→ To be done:
Repeat every record below exactly as written.

[Data excerpts]
◇ ◇ ◇ ◇ ◇
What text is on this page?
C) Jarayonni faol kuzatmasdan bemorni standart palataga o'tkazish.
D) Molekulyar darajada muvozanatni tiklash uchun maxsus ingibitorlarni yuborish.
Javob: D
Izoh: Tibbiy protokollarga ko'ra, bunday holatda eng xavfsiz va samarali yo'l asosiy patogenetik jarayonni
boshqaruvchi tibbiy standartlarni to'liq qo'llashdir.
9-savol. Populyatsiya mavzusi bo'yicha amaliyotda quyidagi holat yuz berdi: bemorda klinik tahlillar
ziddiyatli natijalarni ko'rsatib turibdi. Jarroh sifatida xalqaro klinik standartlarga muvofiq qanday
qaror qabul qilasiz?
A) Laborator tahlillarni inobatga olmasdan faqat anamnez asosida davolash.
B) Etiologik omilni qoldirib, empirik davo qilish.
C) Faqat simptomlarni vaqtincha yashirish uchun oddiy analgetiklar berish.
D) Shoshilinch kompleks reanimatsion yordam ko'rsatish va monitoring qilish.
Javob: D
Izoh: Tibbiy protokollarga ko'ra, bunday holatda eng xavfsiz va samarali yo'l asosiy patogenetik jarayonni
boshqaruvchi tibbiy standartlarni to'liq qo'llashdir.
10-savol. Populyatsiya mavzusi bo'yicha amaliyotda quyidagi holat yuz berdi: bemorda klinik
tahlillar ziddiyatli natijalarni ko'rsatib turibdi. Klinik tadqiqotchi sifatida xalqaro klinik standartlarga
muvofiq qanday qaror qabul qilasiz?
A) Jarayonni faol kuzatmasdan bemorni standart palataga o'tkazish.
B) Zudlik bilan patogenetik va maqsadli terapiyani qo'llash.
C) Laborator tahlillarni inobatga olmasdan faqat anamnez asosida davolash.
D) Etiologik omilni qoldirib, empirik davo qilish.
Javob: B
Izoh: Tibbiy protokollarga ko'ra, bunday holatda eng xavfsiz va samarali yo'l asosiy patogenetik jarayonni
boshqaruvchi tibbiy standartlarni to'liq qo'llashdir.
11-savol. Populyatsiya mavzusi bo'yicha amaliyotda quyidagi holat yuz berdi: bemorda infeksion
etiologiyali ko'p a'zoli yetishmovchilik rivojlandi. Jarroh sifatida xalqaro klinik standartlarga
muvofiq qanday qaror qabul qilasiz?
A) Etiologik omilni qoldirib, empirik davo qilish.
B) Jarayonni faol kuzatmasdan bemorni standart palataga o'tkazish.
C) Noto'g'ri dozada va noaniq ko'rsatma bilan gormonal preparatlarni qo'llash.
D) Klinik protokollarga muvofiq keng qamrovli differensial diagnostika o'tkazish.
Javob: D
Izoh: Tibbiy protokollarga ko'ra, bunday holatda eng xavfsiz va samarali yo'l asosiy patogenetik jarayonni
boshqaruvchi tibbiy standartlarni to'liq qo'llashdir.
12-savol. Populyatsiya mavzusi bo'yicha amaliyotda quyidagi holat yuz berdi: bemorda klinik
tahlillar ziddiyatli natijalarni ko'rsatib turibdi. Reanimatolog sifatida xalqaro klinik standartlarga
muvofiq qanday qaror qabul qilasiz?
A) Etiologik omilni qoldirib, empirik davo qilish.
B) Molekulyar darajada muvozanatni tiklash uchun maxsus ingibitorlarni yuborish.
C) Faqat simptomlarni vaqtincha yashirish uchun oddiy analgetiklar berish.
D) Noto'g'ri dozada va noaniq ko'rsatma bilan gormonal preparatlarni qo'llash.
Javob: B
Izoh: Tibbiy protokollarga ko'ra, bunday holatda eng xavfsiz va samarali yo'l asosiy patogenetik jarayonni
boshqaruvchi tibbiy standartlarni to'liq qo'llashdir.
◇ ◇ ◇ ◇ ◇
→ Output of the exercise:
What text is on this page?
C) Jarayonni faol kuzatmasdan bemorni standart palataga o'tkazish.
D) Molekulyar darajada muvozanatni tiklash uchun maxsus ingibitorlarni yuborish.
Javob: D
Izoh: Tibbiy protokollarga ko'ra, bunday holatda eng xavfsiz va samarali yo'l asosiy patogenetik jarayonni
boshqaruvchi tibbiy standartlarni to'liq qo'llashdir.
9-savol. Populyatsiya mavzusi bo'yicha amaliyotda quyidagi holat yuz berdi: bemorda klinik tahlillar
ziddiyatli natijalarni ko'rsatib turibdi. Jarroh sifatida xalqaro klinik standartlarga muvofiq qanday
qaror qabul qilasiz?
A) Laborator tahlillarni inobatga olmasdan faqat anamnez asosida davolash.
B) Etiologik omilni qoldirib, empirik davo qilish.
C) Faqat simptomlarni vaqtincha yashirish uchun oddiy analgetiklar berish.
D) Shoshilinch kompleks reanimatsion yordam ko'rsatish va monitoring qilish.
Javob: D
Izoh: Tibbiy protokollarga ko'ra, bunday holatda eng xavfsiz va samarali yo'l asosiy patogenetik jarayonni
boshqaruvchi tibbiy standartlarni to'liq qo'llashdir.
10-savol. Populyatsiya mavzusi bo'yicha amaliyotda quyidagi holat yuz berdi: bemorda klinik
tahlillar ziddiyatli natijalarni ko'rsatib turibdi. Klinik tadqiqotchi sifatida xalqaro klinik standartlarga
muvofiq qanday qaror qabul qilasiz?
A) Jarayonni faol kuzatmasdan bemorni standart palataga o'tkazish.
B) Zudlik bilan patogenetik va maqsadli terapiyani qo'llash.
C) Laborator tahlillarni inobatga olmasdan faqat anamnez asosida davolash.
D) Etiologik omilni qoldirib, empirik davo qilish.
Javob: B
Izoh: Tibbiy protokollarga ko'ra, bunday holatda eng xavfsiz va samarali yo'l asosiy patogenetik jarayonni
boshqaruvchi tibbiy standartlarni to'liq qo'llashdir.
11-savol. Populyatsiya mavzusi bo'yicha amaliyotda quyidagi holat yuz berdi: bemorda infeksion
etiologiyali ko'p a'zoli yetishmovchilik rivojlandi. Jarroh sifatida xalqaro klinik standartlarga
muvofiq qanday qaror qabul qilasiz?
A) Etiologik omilni qoldirib, empirik davo qilish.
B) Jarayonni faol kuzatmasdan bemorni standart palataga o'tkazish.
C) Noto'g'ri dozada va noaniq ko'rsatma bilan gormonal preparatlarni qo'llash.
D) Klinik protokollarga muvofiq keng qamrovli differensial diagnostika o'tkazish.
Javob: D
Izoh: Tibbiy protokollarga ko'ra, bunday holatda eng xavfsiz va samarali yo'l asosiy patogenetik jarayonni
boshqaruvchi tibbiy standartlarni to'liq qo'llashdir.
12-savol. Populyatsiya mavzusi bo'yicha amaliyotda quyidagi holat yuz berdi: bemorda klinik
tahlillar ziddiyatli natijalarni ko'rsatib turibdi. Reanimatolog sifatida xalqaro klinik standartlarga
muvofiq qanday qaror qabul qilasiz?
A) Etiologik omilni qoldirib, empirik davo qilish.
B) Molekulyar darajada muvozanatni tiklash uchun maxsus ingibitorlarni yuborish.
C) Faqat simptomlarni vaqtincha yashirish uchun oddiy analgetiklar berish.
D) Noto'g'ri dozada va noaniq ko'rsatma bilan gormonal preparatlarni qo'llash.
Javob: B
Izoh: Tibbiy protokollarga ko'ra, bunday holatda eng xavfsiz va samarali yo'l asosiy patogenetik jarayonni
boshqaruvchi tibbiy standartlarni to'liq qo'llashdir.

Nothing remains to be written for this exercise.